● Aim: Search the listing below for the string "object" and copy every line where it occurs.

● Records:
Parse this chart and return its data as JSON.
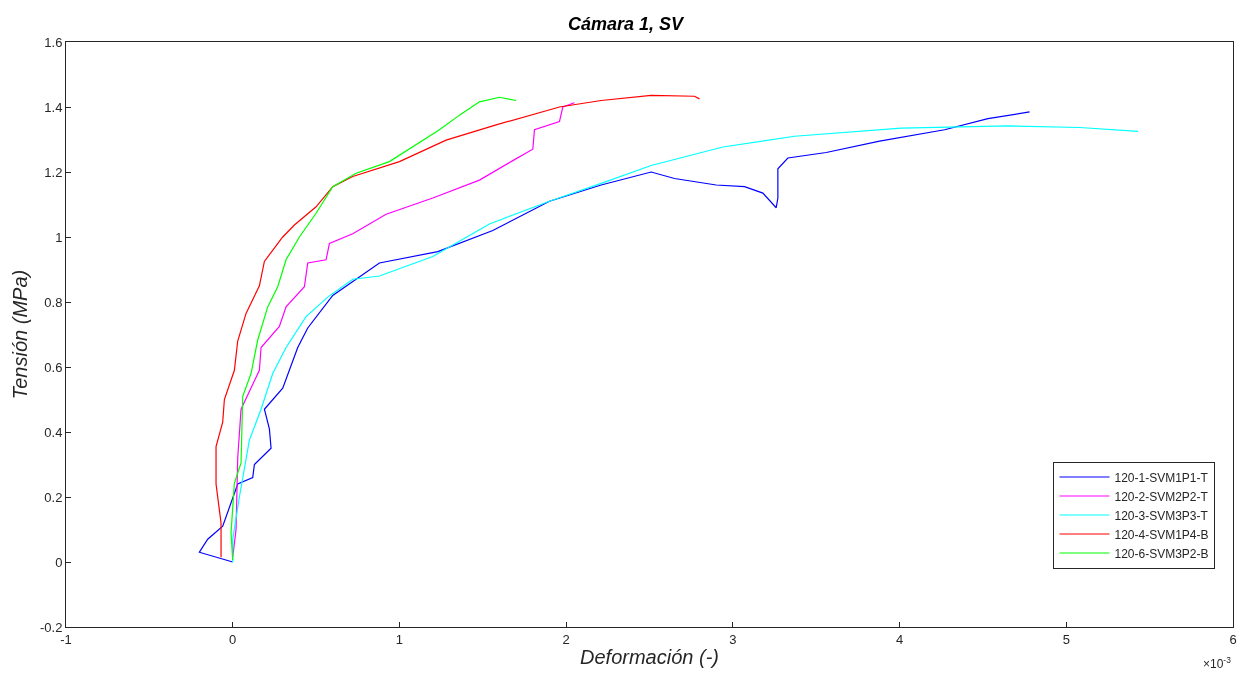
{
  "chart_data": {
    "type": "line",
    "title": "Cámara 1, SV",
    "xlabel": "Deformación (-)",
    "ylabel": "Tensión (MPa)",
    "annotations": [
      "×10$^{-3}$"
    ],
    "xlim": [
      -1,
      6
    ],
    "xticks": [
      -1,
      0,
      1,
      2,
      3,
      4,
      5,
      6
    ],
    "ylim": [
      -0.2,
      1.6
    ],
    "yticks": [
      -0.2,
      0,
      0.2,
      0.4,
      0.6,
      0.8,
      1,
      1.2,
      1.4,
      1.6
    ],
    "legend": "bottom right",
    "marker": "none",
    "line_style": "solid",
    "series": [
      {
        "name": "120-1-SVM1P1-T",
        "color": "#0000ff",
        "x": [
          0,
          -0.2,
          -0.15,
          -0.06,
          0.03,
          0.12,
          0.13,
          0.23,
          0.22,
          0.19,
          0.3,
          0.39,
          0.45,
          0.6,
          0.88,
          1.23,
          1.56,
          1.9,
          2.21,
          2.51,
          2.65,
          2.9,
          3.07,
          3.18,
          3.26,
          3.27,
          3.27,
          3.33,
          3.56,
          3.88,
          4.27,
          4.53,
          4.78
        ],
        "values": [
          0,
          0.03,
          0.07,
          0.11,
          0.24,
          0.26,
          0.3,
          0.35,
          0.41,
          0.47,
          0.535,
          0.66,
          0.72,
          0.82,
          0.92,
          0.955,
          1.02,
          1.11,
          1.16,
          1.2,
          1.18,
          1.16,
          1.155,
          1.135,
          1.09,
          1.12,
          1.21,
          1.243,
          1.26,
          1.295,
          1.33,
          1.364,
          1.385
        ]
      },
      {
        "name": "120-2-SVM2P2-T",
        "color": "#ff00ff",
        "x": [
          0,
          0.02,
          0.03,
          0.05,
          0.16,
          0.17,
          0.28,
          0.32,
          0.43,
          0.45,
          0.56,
          0.58,
          0.72,
          0.92,
          1.2,
          1.48,
          1.68,
          1.8,
          1.81,
          1.96,
          1.98,
          2.05
        ],
        "values": [
          0.015,
          0.1,
          0.32,
          0.47,
          0.59,
          0.66,
          0.725,
          0.785,
          0.847,
          0.92,
          0.93,
          0.98,
          1.01,
          1.07,
          1.12,
          1.175,
          1.235,
          1.27,
          1.33,
          1.355,
          1.4,
          1.413
        ]
      },
      {
        "name": "120-3-SVM3P3-T",
        "color": "#00ffff",
        "x": [
          0,
          0,
          0.04,
          0.1,
          0.17,
          0.24,
          0.32,
          0.44,
          0.57,
          0.72,
          0.88,
          1.2,
          1.54,
          1.9,
          2.21,
          2.51,
          2.94,
          3.37,
          4.01,
          4.65,
          5.08,
          5.43
        ],
        "values": [
          0,
          0.07,
          0.2,
          0.375,
          0.47,
          0.58,
          0.66,
          0.755,
          0.815,
          0.87,
          0.88,
          0.94,
          1.04,
          1.11,
          1.165,
          1.22,
          1.277,
          1.31,
          1.335,
          1.342,
          1.337,
          1.325
        ]
      },
      {
        "name": "120-4-SVM1P4-B",
        "color": "#ff0000",
        "x": [
          -0.07,
          -0.07,
          -0.1,
          -0.1,
          -0.06,
          -0.05,
          0.01,
          0.03,
          0.08,
          0.16,
          0.19,
          0.3,
          0.37,
          0.5,
          0.6,
          0.72,
          1,
          1.28,
          1.58,
          1.96,
          2.21,
          2.51,
          2.77,
          2.8
        ],
        "values": [
          0.015,
          0.12,
          0.24,
          0.355,
          0.43,
          0.5,
          0.59,
          0.68,
          0.765,
          0.85,
          0.925,
          1,
          1.037,
          1.093,
          1.155,
          1.186,
          1.232,
          1.298,
          1.345,
          1.4,
          1.42,
          1.436,
          1.433,
          1.425
        ]
      },
      {
        "name": "120-6-SVM3P2-B",
        "color": "#00ff00",
        "x": [
          0,
          -0.01,
          0.01,
          0.05,
          0.06,
          0.11,
          0.15,
          0.21,
          0.27,
          0.32,
          0.4,
          0.5,
          0.6,
          0.74,
          0.94,
          1.24,
          1.36,
          1.48,
          1.6,
          1.7
        ],
        "values": [
          0.006,
          0.09,
          0.243,
          0.305,
          0.51,
          0.58,
          0.683,
          0.785,
          0.847,
          0.93,
          1,
          1.073,
          1.155,
          1.196,
          1.232,
          1.33,
          1.375,
          1.416,
          1.43,
          1.42
        ]
      }
    ]
  }
}
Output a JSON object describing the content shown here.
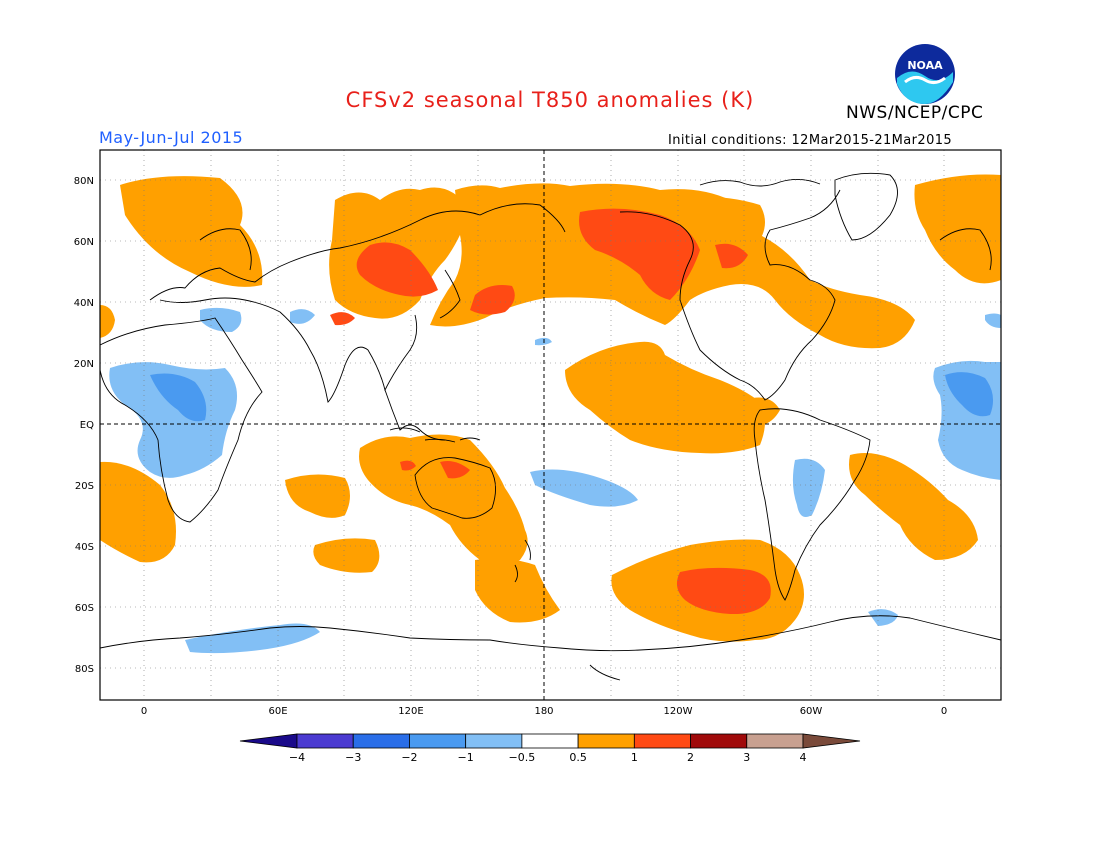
{
  "map": {
    "title": "CFSv2 seasonal T850 anomalies (K)",
    "period": "May-Jun-Jul 2015",
    "agency": "NWS/NCEP/CPC",
    "initial_conditions": "Initial conditions: 12Mar2015-21Mar2015",
    "logo_text": "NOAA",
    "variable": "T850 anomaly",
    "units": "K",
    "lat_labels": [
      "80N",
      "60N",
      "40N",
      "20N",
      "EQ",
      "20S",
      "40S",
      "60S",
      "80S"
    ],
    "lon_labels": [
      "0",
      "60E",
      "120E",
      "180",
      "120W",
      "60W",
      "0"
    ]
  },
  "colorbar": {
    "labels": [
      "-4",
      "-3",
      "-2",
      "-1",
      "-0.5",
      "0.5",
      "1",
      "2",
      "3",
      "4"
    ],
    "colors": [
      "#1a0a8a",
      "#4b3bd1",
      "#2a6ee8",
      "#4a9af0",
      "#82bff5",
      "#ffffff",
      "#ffa000",
      "#ff4a14",
      "#a00a0a",
      "#c8a090",
      "#7a4a3a"
    ]
  },
  "palette": {
    "warm1": "#ffa000",
    "warm2": "#ff4a14",
    "cool1": "#82bff5",
    "cool2": "#4a9af0",
    "coast": "#000000",
    "title": "#e8201a",
    "period": "#2060ff"
  }
}
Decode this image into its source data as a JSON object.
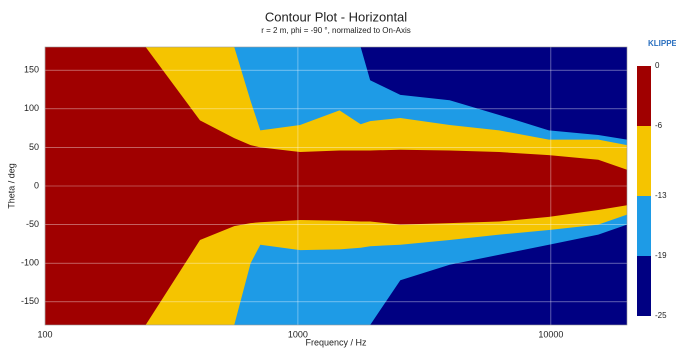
{
  "chart_data": {
    "type": "contour",
    "title": "Contour Plot - Horizontal",
    "subtitle": "r = 2 m, phi = -90 °, normalized to On-Axis",
    "brand": "KLIPPE",
    "x_label": "Frequency / Hz",
    "y_label": "Theta / deg",
    "x_log": true,
    "xlim": [
      100,
      20000
    ],
    "xticks": [
      100,
      1000,
      10000
    ],
    "ylim": [
      -180,
      180
    ],
    "yticks": [
      -150,
      -100,
      -50,
      0,
      50,
      100,
      150
    ],
    "grid": true,
    "x": [
      100,
      250,
      410,
      560,
      650,
      710,
      1020,
      1460,
      1770,
      1930,
      2540,
      3980,
      6250,
      9820,
      15400,
      20000
    ],
    "contours": [
      {
        "upper": [
          180,
          180,
          180,
          180,
          180,
          180,
          180,
          180,
          180,
          137,
          118,
          111,
          92,
          72,
          66,
          60
        ],
        "lower": [
          -180,
          -180,
          -180,
          -180,
          -180,
          -180,
          -180,
          -180,
          -180,
          -180,
          -122,
          -102,
          -89,
          -76,
          -63,
          -50
        ]
      },
      {
        "upper": [
          180,
          180,
          180,
          180,
          110,
          72,
          79,
          98,
          80,
          84,
          88,
          79,
          72,
          60,
          60,
          53
        ],
        "lower": [
          -180,
          -180,
          -180,
          -180,
          -100,
          -76,
          -83,
          -82,
          -80,
          -78,
          -76,
          -70,
          -63,
          -57,
          -50,
          -37
        ]
      },
      {
        "upper": [
          180,
          180,
          85,
          62,
          53,
          50,
          44,
          46,
          46,
          46,
          47,
          46,
          44,
          40,
          34,
          21
        ],
        "lower": [
          -180,
          -180,
          -70,
          -52,
          -48,
          -47,
          -44,
          -45,
          -46,
          -46,
          -50,
          -48,
          -46,
          -40,
          -31,
          -25
        ]
      }
    ],
    "colorbar": {
      "levels": [
        0,
        -6,
        -13,
        -19,
        -25
      ],
      "colors": [
        "#a00000",
        "#f5c400",
        "#1e9be6",
        "#000082"
      ]
    }
  }
}
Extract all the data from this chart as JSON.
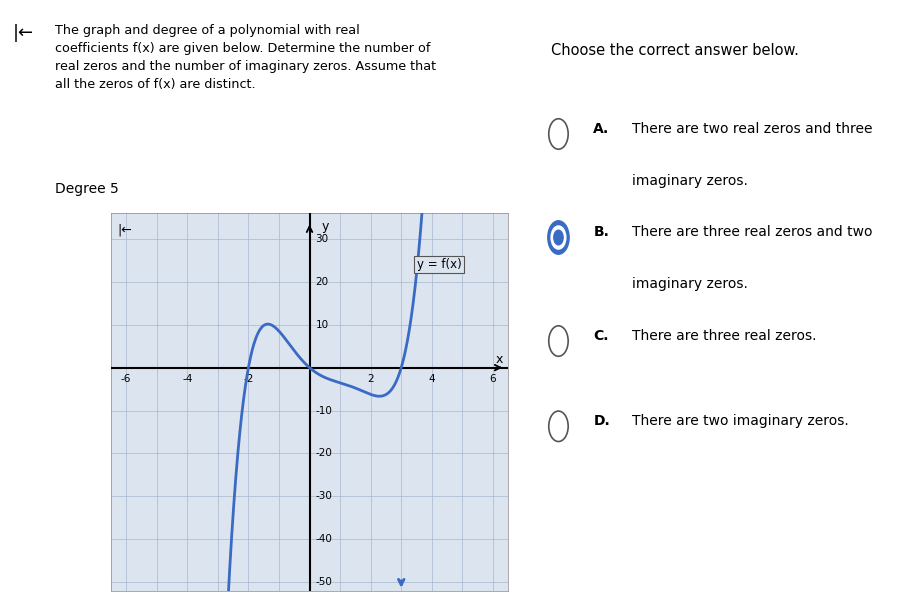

● Result of this exercise:
Output a JSON object describing the content shown here.
Decode this image into its source data as a JSON object.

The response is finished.